[start of Dataset entries]
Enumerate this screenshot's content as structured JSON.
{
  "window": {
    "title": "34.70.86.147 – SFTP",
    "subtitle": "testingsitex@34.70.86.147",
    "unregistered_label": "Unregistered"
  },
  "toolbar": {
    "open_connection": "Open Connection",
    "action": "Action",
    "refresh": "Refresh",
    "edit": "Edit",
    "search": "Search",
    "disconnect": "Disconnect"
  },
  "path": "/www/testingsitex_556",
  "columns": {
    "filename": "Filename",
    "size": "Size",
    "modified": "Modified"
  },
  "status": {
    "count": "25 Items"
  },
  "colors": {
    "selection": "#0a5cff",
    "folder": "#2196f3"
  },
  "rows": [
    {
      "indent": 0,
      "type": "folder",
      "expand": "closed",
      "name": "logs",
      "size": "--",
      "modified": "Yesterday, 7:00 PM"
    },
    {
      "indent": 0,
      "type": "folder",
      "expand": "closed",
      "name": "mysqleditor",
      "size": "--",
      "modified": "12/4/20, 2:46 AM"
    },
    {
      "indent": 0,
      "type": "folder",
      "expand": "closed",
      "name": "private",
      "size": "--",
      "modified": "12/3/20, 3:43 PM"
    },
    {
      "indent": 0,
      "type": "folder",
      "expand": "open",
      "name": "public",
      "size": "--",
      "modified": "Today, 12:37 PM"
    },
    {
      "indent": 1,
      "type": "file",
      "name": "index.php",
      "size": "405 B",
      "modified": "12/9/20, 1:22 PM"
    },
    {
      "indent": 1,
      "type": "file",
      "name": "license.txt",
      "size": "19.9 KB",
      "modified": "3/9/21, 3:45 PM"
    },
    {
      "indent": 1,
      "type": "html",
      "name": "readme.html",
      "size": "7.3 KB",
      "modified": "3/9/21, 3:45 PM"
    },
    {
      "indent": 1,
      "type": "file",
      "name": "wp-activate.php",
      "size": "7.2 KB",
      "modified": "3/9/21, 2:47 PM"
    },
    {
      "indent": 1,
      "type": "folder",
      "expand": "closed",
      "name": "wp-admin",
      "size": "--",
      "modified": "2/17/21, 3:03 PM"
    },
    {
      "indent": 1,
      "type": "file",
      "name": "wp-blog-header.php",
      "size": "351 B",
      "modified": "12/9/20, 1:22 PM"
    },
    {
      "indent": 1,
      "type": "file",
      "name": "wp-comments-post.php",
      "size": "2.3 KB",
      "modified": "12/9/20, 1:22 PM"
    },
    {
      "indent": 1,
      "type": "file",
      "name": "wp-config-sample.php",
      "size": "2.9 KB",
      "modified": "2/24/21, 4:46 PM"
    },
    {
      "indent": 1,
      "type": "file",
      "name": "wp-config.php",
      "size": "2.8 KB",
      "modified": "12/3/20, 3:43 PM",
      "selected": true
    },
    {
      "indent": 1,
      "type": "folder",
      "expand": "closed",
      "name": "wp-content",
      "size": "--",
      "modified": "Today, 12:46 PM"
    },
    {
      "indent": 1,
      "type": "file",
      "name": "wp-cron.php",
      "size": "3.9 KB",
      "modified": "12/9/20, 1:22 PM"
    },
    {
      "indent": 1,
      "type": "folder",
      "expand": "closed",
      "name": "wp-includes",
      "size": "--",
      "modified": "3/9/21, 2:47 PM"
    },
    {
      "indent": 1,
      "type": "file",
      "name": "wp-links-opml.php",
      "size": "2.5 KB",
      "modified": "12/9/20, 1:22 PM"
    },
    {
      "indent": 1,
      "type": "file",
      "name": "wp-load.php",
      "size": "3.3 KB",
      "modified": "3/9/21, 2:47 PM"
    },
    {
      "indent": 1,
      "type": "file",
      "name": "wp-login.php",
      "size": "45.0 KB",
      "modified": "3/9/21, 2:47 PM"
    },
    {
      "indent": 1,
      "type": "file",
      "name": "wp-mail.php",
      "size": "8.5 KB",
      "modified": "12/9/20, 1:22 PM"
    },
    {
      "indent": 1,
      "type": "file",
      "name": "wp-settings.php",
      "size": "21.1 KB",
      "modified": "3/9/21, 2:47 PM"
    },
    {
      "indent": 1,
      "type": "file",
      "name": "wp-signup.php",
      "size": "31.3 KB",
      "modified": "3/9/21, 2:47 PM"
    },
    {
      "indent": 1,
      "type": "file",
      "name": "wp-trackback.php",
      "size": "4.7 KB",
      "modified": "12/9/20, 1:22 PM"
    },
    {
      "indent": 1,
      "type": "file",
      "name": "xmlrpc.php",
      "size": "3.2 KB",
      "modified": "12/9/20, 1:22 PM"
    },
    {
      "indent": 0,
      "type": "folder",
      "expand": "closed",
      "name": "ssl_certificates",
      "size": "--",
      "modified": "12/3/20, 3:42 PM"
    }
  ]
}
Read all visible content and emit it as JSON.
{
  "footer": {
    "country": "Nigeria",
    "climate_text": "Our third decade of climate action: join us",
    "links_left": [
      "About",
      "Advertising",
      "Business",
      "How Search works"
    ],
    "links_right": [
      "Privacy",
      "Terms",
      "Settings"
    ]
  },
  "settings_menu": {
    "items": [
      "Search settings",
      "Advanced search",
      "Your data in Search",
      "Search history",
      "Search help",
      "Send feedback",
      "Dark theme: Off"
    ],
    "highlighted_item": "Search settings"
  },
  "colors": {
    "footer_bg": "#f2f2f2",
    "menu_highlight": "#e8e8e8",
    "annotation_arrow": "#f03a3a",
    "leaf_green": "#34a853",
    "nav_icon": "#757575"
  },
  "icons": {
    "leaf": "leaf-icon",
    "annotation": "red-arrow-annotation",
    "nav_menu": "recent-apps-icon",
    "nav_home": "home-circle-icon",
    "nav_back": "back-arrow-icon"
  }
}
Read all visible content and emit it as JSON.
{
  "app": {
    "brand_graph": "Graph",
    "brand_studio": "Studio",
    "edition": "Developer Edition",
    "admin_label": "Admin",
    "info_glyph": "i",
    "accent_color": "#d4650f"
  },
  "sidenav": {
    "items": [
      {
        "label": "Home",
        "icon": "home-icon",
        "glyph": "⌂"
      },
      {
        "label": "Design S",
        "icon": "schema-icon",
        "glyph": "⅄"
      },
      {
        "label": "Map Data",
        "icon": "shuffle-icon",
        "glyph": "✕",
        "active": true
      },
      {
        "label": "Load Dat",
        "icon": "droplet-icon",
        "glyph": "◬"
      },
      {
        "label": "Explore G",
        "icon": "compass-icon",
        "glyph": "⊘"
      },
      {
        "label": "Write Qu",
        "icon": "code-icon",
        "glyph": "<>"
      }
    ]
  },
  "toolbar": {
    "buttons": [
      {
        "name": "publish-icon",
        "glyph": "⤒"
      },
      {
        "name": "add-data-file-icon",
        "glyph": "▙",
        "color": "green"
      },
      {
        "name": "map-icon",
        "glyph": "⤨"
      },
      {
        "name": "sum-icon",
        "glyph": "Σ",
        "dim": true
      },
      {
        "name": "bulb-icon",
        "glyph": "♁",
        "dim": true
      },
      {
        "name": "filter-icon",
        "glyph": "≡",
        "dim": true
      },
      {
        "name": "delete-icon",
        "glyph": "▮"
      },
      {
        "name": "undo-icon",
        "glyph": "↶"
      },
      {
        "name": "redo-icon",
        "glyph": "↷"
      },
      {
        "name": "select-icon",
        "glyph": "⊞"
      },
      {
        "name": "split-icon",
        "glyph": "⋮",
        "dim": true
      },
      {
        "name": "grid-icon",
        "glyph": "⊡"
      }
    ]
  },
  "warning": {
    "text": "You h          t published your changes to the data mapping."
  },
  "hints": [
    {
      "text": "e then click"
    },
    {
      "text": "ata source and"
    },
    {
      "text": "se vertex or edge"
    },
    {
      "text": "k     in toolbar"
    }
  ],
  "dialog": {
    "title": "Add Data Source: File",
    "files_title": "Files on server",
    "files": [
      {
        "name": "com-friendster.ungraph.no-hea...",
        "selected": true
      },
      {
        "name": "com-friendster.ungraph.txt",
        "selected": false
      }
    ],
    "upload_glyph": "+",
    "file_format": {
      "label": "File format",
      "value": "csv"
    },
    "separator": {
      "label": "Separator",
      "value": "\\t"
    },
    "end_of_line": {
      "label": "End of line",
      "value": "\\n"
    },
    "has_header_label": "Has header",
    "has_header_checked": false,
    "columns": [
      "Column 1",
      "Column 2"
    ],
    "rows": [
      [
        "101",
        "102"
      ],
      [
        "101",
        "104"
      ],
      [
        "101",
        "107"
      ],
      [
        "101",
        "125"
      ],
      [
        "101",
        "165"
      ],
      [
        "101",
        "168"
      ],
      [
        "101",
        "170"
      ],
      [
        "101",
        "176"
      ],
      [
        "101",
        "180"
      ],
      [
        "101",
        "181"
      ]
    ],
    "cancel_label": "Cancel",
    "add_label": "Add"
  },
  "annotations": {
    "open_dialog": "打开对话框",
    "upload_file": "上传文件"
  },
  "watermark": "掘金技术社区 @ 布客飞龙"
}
[end of Dataset entries]
• Problem to work on: Scan the entries above and work out how many lines include the word "action"; the reply is that number alone.

• Written response: 2